— Objective —
List every line in this data where the string "Nozzle" occurs.
## begin
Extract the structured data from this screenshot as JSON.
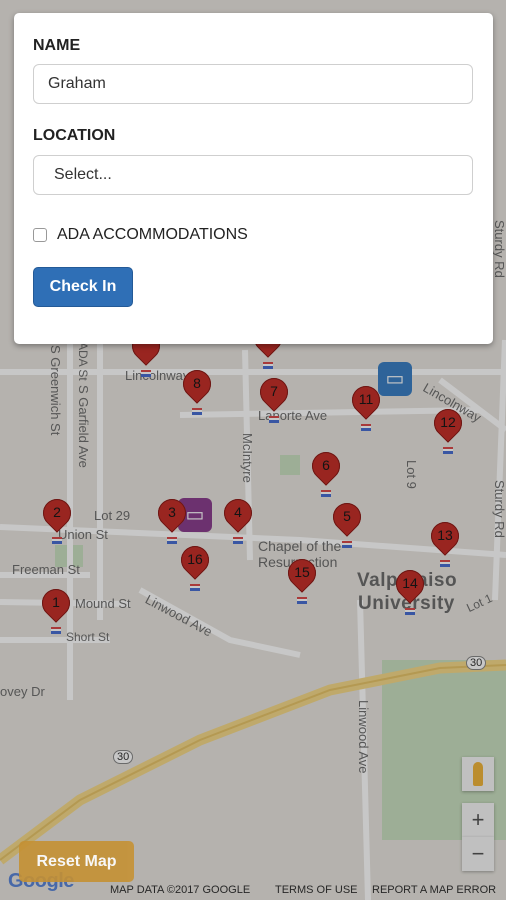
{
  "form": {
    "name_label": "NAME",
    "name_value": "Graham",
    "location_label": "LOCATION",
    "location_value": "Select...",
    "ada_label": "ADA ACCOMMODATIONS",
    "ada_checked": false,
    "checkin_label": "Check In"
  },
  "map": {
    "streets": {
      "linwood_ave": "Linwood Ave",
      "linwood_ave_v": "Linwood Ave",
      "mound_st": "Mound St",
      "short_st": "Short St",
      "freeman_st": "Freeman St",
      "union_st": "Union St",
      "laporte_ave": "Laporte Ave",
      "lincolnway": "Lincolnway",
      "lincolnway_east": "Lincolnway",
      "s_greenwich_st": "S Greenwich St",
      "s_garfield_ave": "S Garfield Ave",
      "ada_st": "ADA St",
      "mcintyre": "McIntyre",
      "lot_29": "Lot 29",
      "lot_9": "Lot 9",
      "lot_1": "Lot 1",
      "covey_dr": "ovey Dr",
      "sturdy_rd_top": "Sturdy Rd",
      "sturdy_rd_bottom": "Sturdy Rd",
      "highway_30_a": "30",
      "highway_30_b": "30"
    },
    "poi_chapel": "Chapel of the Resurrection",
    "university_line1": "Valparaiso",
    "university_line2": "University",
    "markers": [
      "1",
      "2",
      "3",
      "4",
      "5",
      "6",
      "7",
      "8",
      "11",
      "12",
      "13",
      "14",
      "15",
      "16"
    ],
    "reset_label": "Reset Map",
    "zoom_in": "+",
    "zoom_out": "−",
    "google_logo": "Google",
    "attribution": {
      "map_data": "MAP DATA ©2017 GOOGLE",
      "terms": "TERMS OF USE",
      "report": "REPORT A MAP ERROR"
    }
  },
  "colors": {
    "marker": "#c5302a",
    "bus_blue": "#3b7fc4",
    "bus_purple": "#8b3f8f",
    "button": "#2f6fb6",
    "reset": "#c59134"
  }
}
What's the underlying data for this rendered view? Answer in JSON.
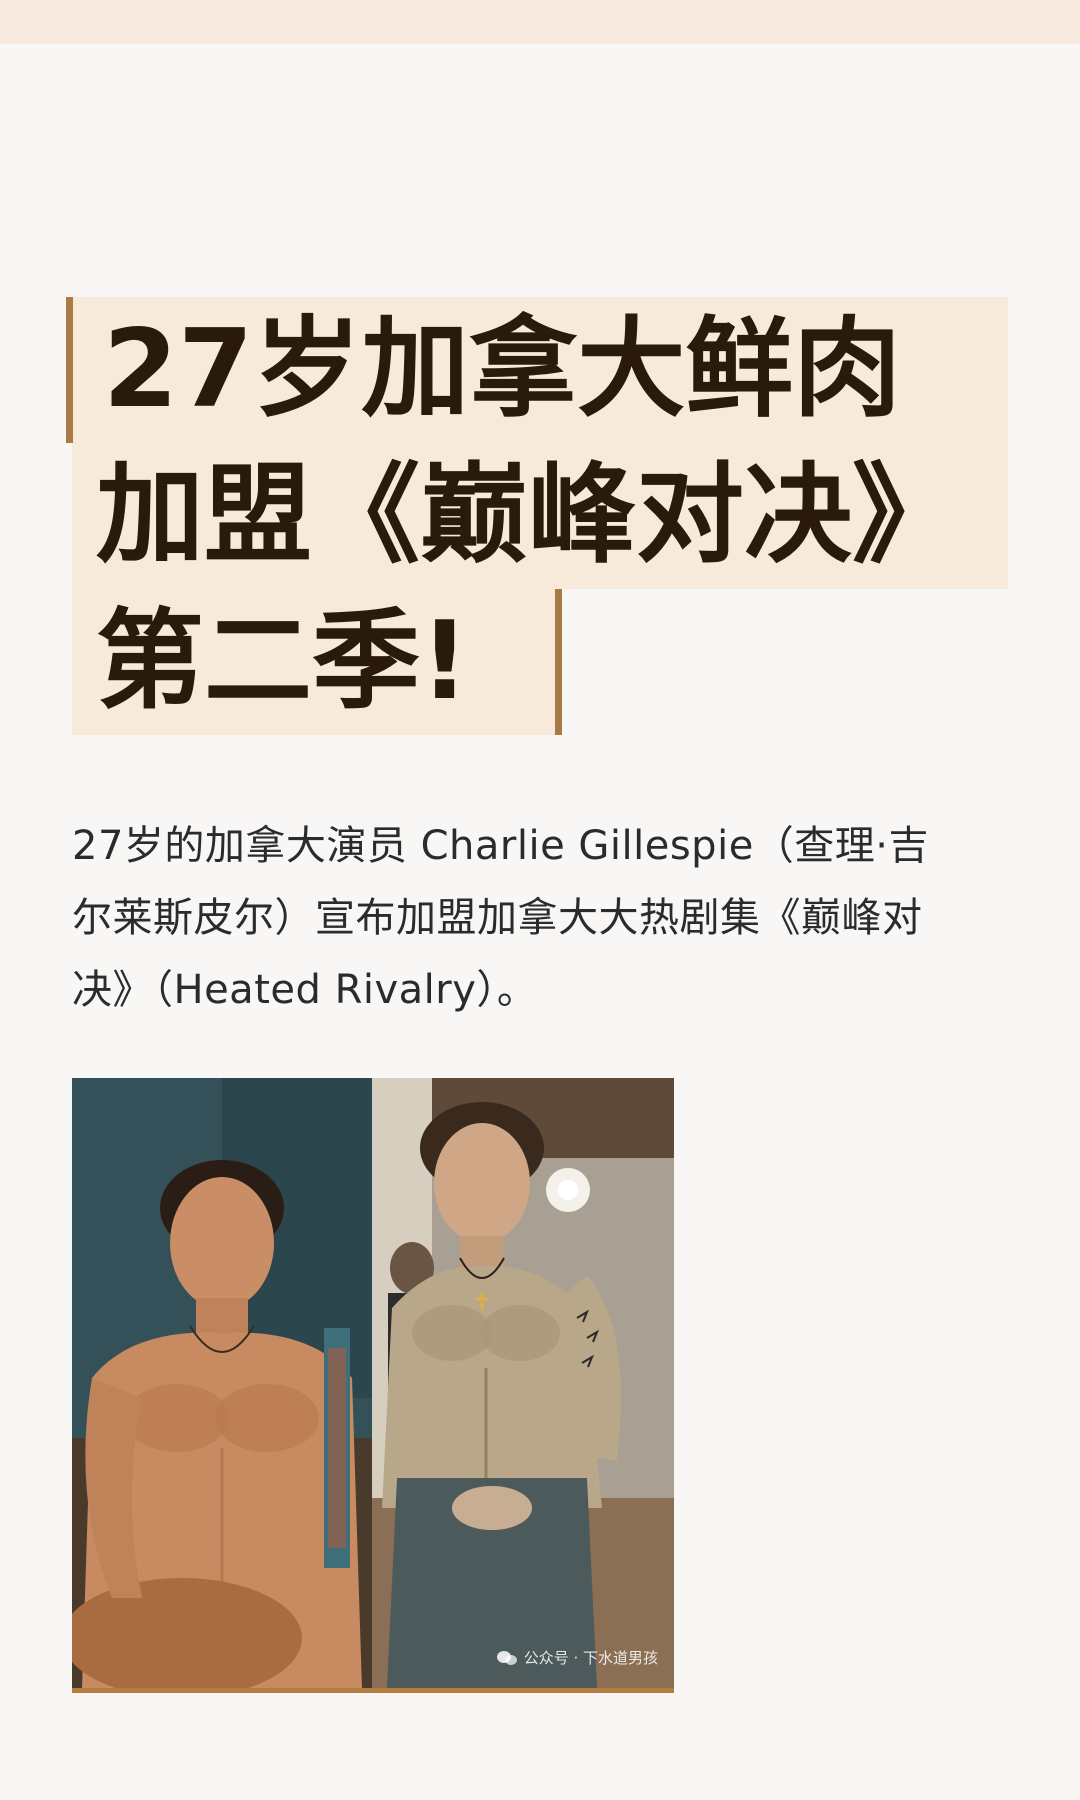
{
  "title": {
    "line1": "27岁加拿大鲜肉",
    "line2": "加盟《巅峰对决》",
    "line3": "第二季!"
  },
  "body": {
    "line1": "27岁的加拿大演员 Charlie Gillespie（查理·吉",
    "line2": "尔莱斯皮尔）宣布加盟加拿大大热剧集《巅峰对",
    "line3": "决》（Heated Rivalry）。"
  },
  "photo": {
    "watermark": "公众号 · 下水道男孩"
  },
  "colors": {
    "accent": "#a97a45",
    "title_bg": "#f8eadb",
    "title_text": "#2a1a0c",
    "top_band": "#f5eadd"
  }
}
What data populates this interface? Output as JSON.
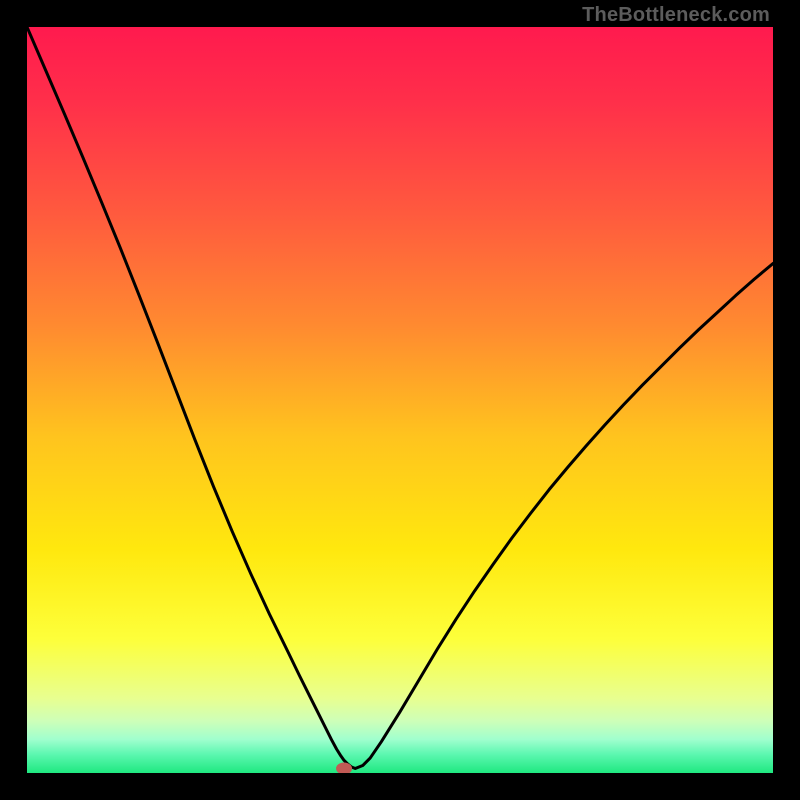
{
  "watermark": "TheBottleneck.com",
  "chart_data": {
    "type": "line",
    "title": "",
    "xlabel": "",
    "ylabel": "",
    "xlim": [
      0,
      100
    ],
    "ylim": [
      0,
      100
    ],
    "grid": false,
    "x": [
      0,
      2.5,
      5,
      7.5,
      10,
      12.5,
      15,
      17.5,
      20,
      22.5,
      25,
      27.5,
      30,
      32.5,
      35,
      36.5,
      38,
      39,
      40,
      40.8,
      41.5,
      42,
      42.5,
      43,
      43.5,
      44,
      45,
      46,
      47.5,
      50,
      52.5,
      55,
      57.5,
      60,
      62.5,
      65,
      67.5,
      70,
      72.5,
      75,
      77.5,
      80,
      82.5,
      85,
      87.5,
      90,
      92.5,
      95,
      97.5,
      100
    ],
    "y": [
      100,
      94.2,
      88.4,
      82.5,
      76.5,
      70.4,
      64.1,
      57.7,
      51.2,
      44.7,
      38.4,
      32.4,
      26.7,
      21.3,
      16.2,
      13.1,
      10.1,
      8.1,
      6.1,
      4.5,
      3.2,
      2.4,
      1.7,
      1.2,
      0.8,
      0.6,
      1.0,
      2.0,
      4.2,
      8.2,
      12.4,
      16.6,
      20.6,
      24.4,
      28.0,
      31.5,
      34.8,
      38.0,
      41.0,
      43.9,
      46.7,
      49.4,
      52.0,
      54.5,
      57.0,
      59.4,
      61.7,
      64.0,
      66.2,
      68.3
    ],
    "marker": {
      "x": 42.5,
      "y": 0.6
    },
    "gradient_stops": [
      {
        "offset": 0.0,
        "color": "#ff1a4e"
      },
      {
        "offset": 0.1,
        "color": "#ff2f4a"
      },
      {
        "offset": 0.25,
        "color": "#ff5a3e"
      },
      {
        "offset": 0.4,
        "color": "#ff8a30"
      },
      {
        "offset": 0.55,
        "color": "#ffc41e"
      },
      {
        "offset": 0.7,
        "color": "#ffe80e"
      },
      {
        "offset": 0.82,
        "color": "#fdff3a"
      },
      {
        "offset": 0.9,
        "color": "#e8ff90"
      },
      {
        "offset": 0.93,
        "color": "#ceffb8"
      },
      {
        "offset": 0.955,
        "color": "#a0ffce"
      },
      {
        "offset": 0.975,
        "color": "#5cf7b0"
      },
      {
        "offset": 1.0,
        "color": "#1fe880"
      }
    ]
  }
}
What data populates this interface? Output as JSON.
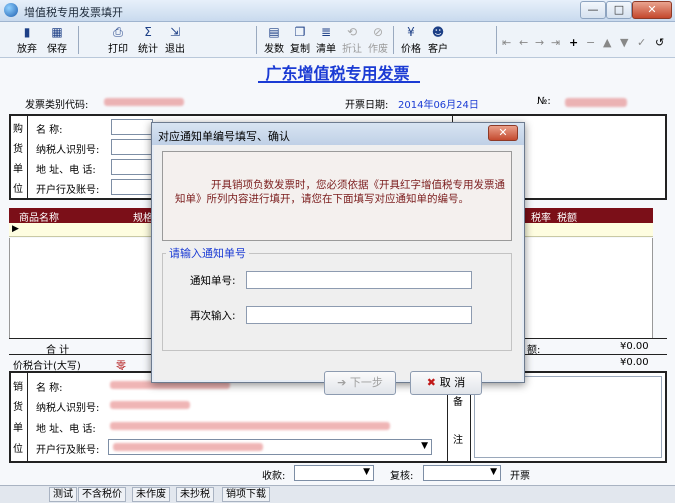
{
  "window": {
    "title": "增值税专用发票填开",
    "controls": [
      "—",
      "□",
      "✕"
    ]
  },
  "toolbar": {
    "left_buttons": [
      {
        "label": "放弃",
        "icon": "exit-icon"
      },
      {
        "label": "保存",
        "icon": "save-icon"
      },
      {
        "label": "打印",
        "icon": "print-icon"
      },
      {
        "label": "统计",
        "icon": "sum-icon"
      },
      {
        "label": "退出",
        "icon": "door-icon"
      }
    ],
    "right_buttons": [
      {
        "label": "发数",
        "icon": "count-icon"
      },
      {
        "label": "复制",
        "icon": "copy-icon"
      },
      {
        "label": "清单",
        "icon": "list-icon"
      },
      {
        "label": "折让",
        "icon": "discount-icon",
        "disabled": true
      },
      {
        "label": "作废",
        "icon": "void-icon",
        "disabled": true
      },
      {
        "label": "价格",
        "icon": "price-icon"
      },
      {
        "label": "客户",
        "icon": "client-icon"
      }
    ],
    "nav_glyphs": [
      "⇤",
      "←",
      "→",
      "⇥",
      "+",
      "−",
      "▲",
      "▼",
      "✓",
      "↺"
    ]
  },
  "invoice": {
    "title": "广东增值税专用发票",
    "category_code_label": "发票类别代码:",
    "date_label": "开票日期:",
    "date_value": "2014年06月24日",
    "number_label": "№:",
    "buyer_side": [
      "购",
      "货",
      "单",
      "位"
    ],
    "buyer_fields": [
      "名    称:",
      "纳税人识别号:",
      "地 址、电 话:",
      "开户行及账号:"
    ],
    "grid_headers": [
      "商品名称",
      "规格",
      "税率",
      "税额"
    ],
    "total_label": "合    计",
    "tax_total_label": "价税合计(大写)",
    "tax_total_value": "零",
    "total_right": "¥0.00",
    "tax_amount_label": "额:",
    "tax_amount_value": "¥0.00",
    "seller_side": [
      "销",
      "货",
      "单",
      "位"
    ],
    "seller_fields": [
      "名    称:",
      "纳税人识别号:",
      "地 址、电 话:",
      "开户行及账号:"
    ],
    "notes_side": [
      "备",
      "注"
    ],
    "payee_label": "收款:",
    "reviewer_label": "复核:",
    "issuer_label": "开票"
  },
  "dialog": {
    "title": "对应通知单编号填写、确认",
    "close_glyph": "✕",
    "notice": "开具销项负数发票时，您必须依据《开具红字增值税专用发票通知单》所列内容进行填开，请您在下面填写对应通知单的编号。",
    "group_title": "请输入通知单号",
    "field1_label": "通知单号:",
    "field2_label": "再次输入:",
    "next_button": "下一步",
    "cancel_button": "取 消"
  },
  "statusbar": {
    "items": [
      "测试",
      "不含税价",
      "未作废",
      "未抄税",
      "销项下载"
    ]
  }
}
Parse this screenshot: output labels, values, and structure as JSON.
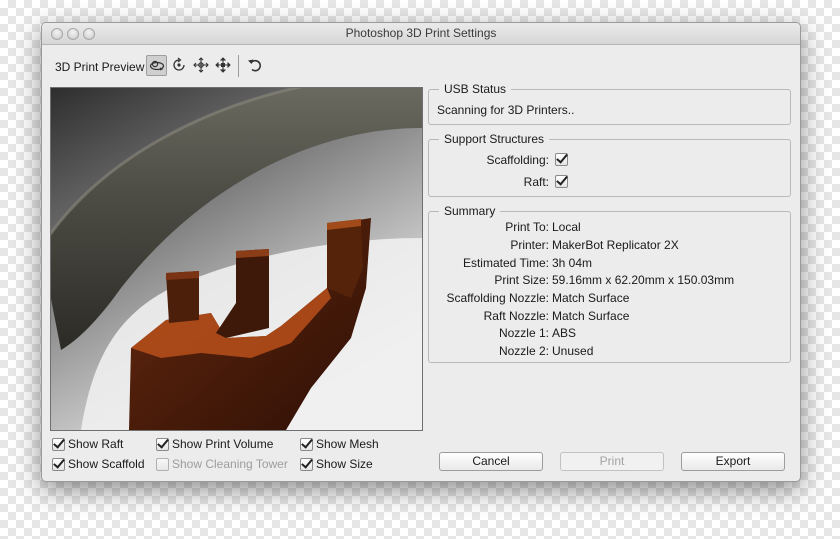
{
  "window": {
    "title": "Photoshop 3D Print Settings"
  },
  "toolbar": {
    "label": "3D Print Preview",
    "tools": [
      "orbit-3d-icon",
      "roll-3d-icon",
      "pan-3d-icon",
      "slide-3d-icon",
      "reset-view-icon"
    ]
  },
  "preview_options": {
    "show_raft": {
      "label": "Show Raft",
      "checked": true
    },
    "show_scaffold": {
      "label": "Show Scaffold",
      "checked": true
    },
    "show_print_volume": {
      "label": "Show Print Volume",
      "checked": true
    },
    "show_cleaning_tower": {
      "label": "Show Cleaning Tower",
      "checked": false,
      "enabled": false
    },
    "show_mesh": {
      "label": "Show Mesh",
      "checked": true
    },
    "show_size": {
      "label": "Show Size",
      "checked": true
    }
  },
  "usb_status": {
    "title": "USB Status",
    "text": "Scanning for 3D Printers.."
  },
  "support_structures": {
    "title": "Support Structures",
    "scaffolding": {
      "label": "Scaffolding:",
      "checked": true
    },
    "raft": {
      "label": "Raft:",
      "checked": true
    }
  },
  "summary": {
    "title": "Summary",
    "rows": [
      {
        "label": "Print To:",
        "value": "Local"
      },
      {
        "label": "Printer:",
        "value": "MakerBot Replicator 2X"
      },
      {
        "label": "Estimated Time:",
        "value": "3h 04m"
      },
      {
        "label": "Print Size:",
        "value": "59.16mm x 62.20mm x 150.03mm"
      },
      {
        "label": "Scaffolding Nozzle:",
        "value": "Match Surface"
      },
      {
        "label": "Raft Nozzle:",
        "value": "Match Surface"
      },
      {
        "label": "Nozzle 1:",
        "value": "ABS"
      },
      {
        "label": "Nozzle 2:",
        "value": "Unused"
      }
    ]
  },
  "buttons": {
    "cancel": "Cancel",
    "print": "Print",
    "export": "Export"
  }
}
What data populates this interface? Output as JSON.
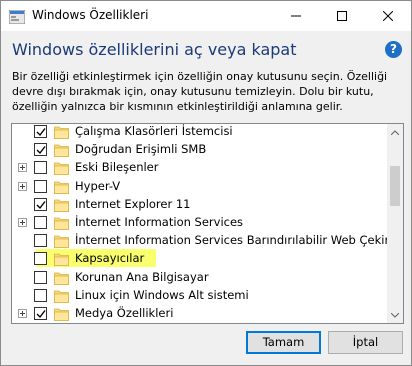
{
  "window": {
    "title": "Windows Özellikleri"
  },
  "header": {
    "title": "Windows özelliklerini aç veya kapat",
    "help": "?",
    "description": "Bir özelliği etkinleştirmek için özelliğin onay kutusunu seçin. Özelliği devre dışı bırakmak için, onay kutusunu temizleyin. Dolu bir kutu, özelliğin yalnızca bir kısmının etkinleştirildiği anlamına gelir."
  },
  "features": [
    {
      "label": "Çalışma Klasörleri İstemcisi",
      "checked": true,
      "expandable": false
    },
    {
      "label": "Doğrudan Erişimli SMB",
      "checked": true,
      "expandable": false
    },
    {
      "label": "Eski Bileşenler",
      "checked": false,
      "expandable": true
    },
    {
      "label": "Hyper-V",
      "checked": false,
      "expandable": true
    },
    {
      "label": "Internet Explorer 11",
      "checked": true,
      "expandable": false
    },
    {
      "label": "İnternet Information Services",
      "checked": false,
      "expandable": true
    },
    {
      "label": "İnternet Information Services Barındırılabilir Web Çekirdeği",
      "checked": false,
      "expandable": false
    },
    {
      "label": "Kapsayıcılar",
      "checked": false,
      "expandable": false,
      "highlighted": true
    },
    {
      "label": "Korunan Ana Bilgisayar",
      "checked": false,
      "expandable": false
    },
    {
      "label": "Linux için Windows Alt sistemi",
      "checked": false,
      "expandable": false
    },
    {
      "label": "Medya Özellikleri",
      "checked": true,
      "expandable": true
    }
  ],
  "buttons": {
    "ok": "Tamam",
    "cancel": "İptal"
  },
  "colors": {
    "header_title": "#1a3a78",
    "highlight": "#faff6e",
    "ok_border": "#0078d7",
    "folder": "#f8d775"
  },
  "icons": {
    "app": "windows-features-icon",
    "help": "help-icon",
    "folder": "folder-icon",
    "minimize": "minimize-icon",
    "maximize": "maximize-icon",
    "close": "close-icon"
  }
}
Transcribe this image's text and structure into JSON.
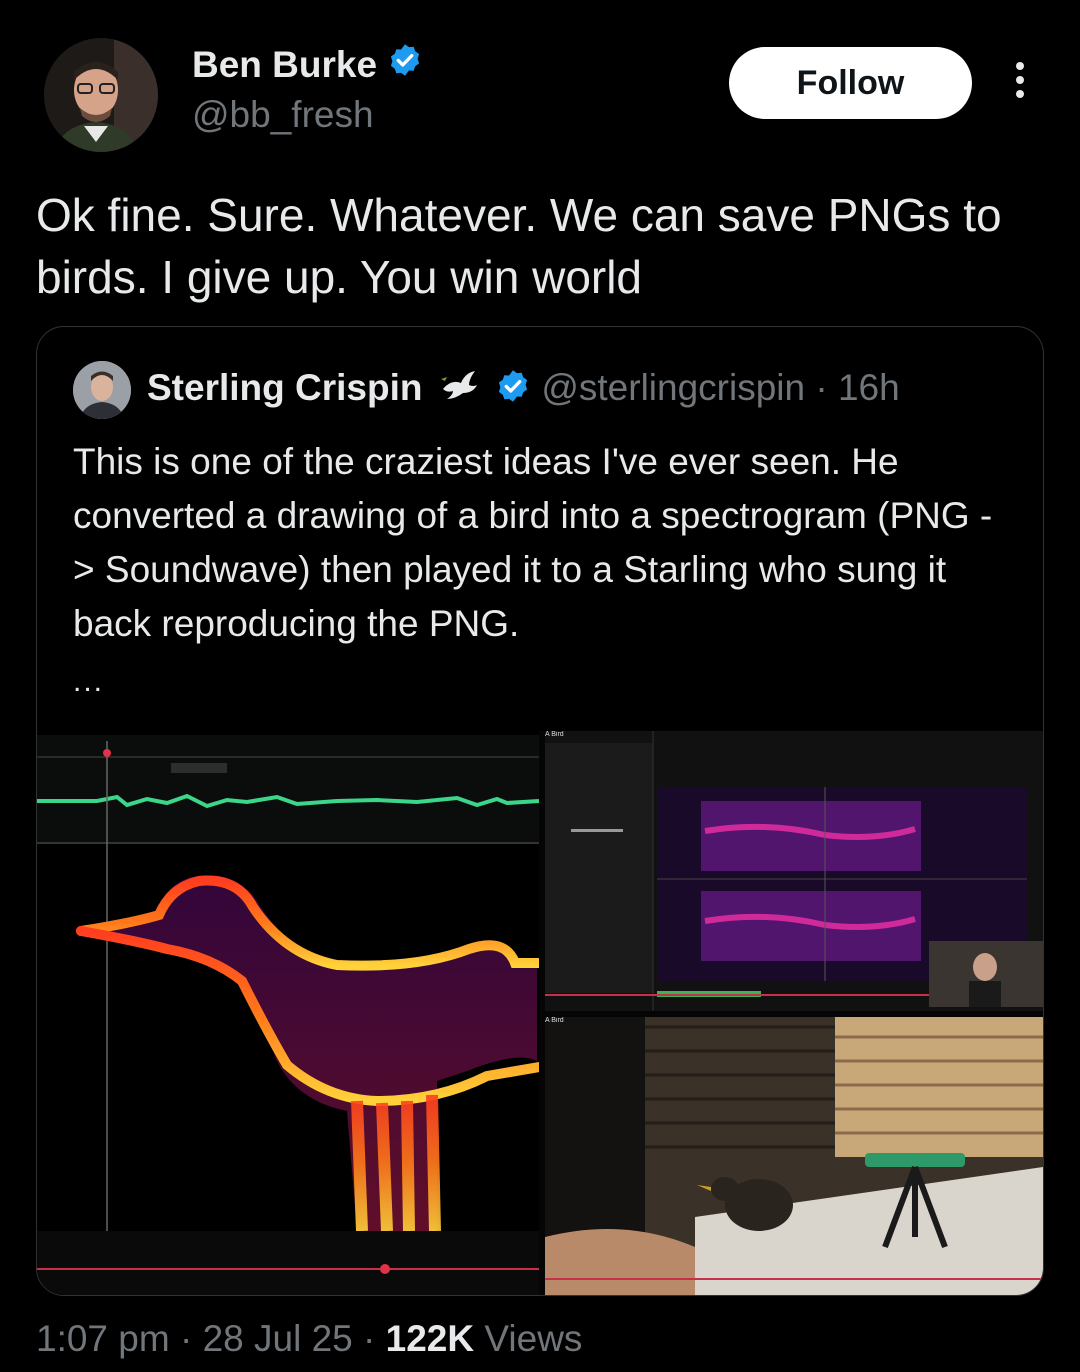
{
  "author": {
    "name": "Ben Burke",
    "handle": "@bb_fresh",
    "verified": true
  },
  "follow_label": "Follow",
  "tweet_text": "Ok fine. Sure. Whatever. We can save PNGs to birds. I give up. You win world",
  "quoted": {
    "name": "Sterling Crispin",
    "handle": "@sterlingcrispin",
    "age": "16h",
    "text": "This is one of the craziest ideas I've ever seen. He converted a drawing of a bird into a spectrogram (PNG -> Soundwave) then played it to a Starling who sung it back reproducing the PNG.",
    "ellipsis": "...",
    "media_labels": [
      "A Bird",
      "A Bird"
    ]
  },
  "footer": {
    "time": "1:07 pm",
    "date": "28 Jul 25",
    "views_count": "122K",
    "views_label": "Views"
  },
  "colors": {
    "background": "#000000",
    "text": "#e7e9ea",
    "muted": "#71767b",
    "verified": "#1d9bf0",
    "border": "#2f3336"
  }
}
## end
— Completed exercise —
        "label": "Scaffolding Nozzle:",
        "label": "Raft Nozzle:",
        "label": "Nozzle 1:",
        "label": "Nozzle 2:",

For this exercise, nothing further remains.